*Stored records:*

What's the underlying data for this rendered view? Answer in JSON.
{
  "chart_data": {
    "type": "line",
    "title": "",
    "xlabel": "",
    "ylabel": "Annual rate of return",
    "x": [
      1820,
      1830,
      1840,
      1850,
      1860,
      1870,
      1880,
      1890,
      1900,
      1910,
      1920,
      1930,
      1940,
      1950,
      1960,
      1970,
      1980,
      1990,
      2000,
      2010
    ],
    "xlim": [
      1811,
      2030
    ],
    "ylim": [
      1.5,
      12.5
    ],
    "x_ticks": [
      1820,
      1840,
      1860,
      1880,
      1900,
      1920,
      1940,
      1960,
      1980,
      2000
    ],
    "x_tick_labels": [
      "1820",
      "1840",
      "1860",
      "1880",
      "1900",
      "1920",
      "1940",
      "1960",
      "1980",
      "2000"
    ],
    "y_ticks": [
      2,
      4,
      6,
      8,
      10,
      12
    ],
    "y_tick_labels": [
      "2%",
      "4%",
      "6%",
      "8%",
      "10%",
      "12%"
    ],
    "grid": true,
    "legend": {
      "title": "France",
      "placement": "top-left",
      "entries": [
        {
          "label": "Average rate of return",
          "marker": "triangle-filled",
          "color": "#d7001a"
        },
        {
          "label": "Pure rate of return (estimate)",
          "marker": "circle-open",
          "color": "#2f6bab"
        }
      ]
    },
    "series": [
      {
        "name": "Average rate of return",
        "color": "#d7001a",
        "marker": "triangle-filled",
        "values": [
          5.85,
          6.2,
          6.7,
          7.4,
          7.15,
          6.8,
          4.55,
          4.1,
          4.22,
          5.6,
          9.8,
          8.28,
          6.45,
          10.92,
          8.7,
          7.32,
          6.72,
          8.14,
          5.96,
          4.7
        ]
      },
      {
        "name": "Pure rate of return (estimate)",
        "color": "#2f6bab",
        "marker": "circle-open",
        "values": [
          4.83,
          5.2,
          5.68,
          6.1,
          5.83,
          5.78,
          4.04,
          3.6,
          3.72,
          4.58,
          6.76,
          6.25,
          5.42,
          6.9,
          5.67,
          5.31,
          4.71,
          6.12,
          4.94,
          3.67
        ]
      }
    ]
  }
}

*Problem details:* Repeat each record exactly. Omit nothing.

*Reply to the task:*
What's the underlying data for this rendered view? Answer in JSON.
{
  "chart_data": {
    "type": "line",
    "title": "",
    "xlabel": "",
    "ylabel": "Annual rate of return",
    "x": [
      1820,
      1830,
      1840,
      1850,
      1860,
      1870,
      1880,
      1890,
      1900,
      1910,
      1920,
      1930,
      1940,
      1950,
      1960,
      1970,
      1980,
      1990,
      2000,
      2010
    ],
    "xlim": [
      1811,
      2030
    ],
    "ylim": [
      1.5,
      12.5
    ],
    "x_ticks": [
      1820,
      1840,
      1860,
      1880,
      1900,
      1920,
      1940,
      1960,
      1980,
      2000
    ],
    "x_tick_labels": [
      "1820",
      "1840",
      "1860",
      "1880",
      "1900",
      "1920",
      "1940",
      "1960",
      "1980",
      "2000"
    ],
    "y_ticks": [
      2,
      4,
      6,
      8,
      10,
      12
    ],
    "y_tick_labels": [
      "2%",
      "4%",
      "6%",
      "8%",
      "10%",
      "12%"
    ],
    "grid": true,
    "legend": {
      "title": "France",
      "placement": "top-left",
      "entries": [
        {
          "label": "Average rate of return",
          "marker": "triangle-filled",
          "color": "#d7001a"
        },
        {
          "label": "Pure rate of return (estimate)",
          "marker": "circle-open",
          "color": "#2f6bab"
        }
      ]
    },
    "series": [
      {
        "name": "Average rate of return",
        "color": "#d7001a",
        "marker": "triangle-filled",
        "values": [
          5.85,
          6.2,
          6.7,
          7.4,
          7.15,
          6.8,
          4.55,
          4.1,
          4.22,
          5.6,
          9.8,
          8.28,
          6.45,
          10.92,
          8.7,
          7.32,
          6.72,
          8.14,
          5.96,
          4.7
        ]
      },
      {
        "name": "Pure rate of return (estimate)",
        "color": "#2f6bab",
        "marker": "circle-open",
        "values": [
          4.83,
          5.2,
          5.68,
          6.1,
          5.83,
          5.78,
          4.04,
          3.6,
          3.72,
          4.58,
          6.76,
          6.25,
          5.42,
          6.9,
          5.67,
          5.31,
          4.71,
          6.12,
          4.94,
          3.67
        ]
      }
    ]
  }
}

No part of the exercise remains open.